*Segmen Dokumen*.
'''
Kamis, 02 Agustus 2012

Puzzle 4 : Sebuah scene dalam film

Isi novel “surat untuk Heidi” halaman kedua terakhir.

Tempatnya di sebuah jalan antara depan STEKPI dan belakang komplek DRP. Sebuah jalan yang lebarnya sekitar 8 meter dan panjangnya sekitar 1 kilometer. Jalan itu rindang dengan pepohonan di kiri kanannya, jika pagi dan sore tidak seramai jalanan jakarta lain saat orang pergi dan pulang kerja, dia akan menjadi gelap dan sepi dimalam hari yang mengundang orang pacaran bermesraan di situ, tak ada kamtib. Tahukah kamu dy?, jalan yang lengang dan sunyi itu akan berubah menjadi ramai seperti lautan manusia saat hari minggu tiba. Semua orang dari daerah jakarta selatan,khususnya pengadegan,pancoran timur, kalibata, -mungkin yang tinggal di duren tiga juga sesekali pernah kesitu- semua berkumpul di jalan itu. Ada bazar setiap hari minggu yang menyediakan berbagai jajanan yang biasa kita temui di jakarta seperti soto ayam sampai gorengan. Selain itu benda apapun dijual disini, mulai dari baju,sepatu dan sandal, perkakas,alat rumah tangga, dvd, buku,sampai sayuran juga ada, apapun yang kita cari bisa kita temukan disini dengan harga obral yang cukup miring. Kalau kamu mau olah raga, di parkiran STEKPI ada senam bersama yang dimulai kira-kira dari pukul 7 sampai pukul 8,sebenarnya aku kurang yakin waktu tepatnya sebab aku pernah ikut cuma sekali, yang jelas kalau mau ikut olah raga mesti datang lebih pagi. Di sana juga ada “odong-odong” buat hiburan anak-anak, dan pastinya jajanan dan mainan buat anak-anak juga ada. Maka jangan heran kalau hari minggu itu sekeluarga pergi ke STEKPI semuanya.
'''
*Tujuan Latihan*.
Salin ulang seluruh teks tentang jalan di depan STEKPI di atas tanpa mengubah satu karakter pun.

*Informasi yang Diberikan*.
'''
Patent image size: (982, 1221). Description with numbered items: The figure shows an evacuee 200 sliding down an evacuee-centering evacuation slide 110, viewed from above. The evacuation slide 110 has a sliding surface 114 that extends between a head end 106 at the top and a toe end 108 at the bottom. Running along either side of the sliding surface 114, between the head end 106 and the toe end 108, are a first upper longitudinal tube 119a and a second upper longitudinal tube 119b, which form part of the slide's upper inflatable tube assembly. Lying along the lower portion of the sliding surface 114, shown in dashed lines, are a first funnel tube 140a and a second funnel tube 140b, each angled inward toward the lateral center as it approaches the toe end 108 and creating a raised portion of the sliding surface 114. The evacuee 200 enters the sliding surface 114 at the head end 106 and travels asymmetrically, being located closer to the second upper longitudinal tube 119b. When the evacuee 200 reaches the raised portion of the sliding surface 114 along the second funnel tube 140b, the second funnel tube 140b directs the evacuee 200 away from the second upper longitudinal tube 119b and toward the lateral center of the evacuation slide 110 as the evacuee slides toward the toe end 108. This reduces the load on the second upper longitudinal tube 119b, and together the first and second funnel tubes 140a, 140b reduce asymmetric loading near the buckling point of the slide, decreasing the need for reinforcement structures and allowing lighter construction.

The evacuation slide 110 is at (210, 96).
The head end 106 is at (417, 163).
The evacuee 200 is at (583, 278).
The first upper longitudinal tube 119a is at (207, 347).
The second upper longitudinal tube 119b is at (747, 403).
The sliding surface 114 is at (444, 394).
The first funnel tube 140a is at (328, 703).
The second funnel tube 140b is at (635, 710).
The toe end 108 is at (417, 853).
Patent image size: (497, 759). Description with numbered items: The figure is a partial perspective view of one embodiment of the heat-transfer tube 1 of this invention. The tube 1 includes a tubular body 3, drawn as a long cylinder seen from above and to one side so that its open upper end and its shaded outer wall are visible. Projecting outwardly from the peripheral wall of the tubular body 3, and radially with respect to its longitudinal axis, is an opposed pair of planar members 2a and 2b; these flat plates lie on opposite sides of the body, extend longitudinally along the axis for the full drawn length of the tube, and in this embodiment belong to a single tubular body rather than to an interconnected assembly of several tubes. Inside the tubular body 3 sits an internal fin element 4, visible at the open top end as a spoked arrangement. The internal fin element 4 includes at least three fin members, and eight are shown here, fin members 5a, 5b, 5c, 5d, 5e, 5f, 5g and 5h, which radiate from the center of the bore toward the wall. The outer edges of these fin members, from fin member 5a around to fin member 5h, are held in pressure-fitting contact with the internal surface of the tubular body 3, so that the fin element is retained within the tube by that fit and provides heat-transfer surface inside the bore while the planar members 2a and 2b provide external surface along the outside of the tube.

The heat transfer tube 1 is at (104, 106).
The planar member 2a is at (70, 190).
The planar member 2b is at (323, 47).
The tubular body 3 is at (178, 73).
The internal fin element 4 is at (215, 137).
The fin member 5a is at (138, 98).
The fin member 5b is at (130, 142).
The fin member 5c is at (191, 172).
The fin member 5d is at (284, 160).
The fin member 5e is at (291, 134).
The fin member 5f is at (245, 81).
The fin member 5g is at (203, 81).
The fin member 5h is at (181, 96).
'''
*Hasil Latihan*.
Kamis, 02 Agustus 2012

Puzzle 4 : Sebuah scene dalam film

Isi novel “surat untuk Heidi” halaman kedua terakhir.

Tempatnya di sebuah jalan antara depan STEKPI dan belakang komplek DRP. Sebuah jalan yang lebarnya sekitar 8 meter dan panjangnya sekitar 1 kilometer. Jalan itu rindang dengan pepohonan di kiri kanannya, jika pagi dan sore tidak seramai jalanan jakarta lain saat orang pergi dan pulang kerja, dia akan menjadi gelap dan sepi dimalam hari yang mengundang orang pacaran bermesraan di situ, tak ada kamtib. Tahukah kamu dy?, jalan yang lengang dan sunyi itu akan berubah menjadi ramai seperti lautan manusia saat hari minggu tiba. Semua orang dari daerah jakarta selatan,khususnya pengadegan,pancoran timur, kalibata, -mungkin yang tinggal di duren tiga juga sesekali pernah kesitu- semua berkumpul di jalan itu. Ada bazar setiap hari minggu yang menyediakan berbagai jajanan yang biasa kita temui di jakarta seperti soto ayam sampai gorengan. Selain itu benda apapun dijual disini, mulai dari baju,sepatu dan sandal, perkakas,alat rumah tangga, dvd, buku,sampai sayuran juga ada, apapun yang kita cari bisa kita temukan disini dengan harga obral yang cukup miring. Kalau kamu mau olah raga, di parkiran STEKPI ada senam bersama yang dimulai kira-kira dari pukul 7 sampai pukul 8,sebenarnya aku kurang yakin waktu tepatnya sebab aku pernah ikut cuma sekali, yang jelas kalau mau ikut olah raga mesti datang lebih pagi. Di sana juga ada “odong-odong” buat hiburan anak-anak, dan pastinya jajanan dan mainan buat anak-anak juga ada. Maka jangan heran kalau hari minggu itu sekeluarga pergi ke STEKPI semuanya.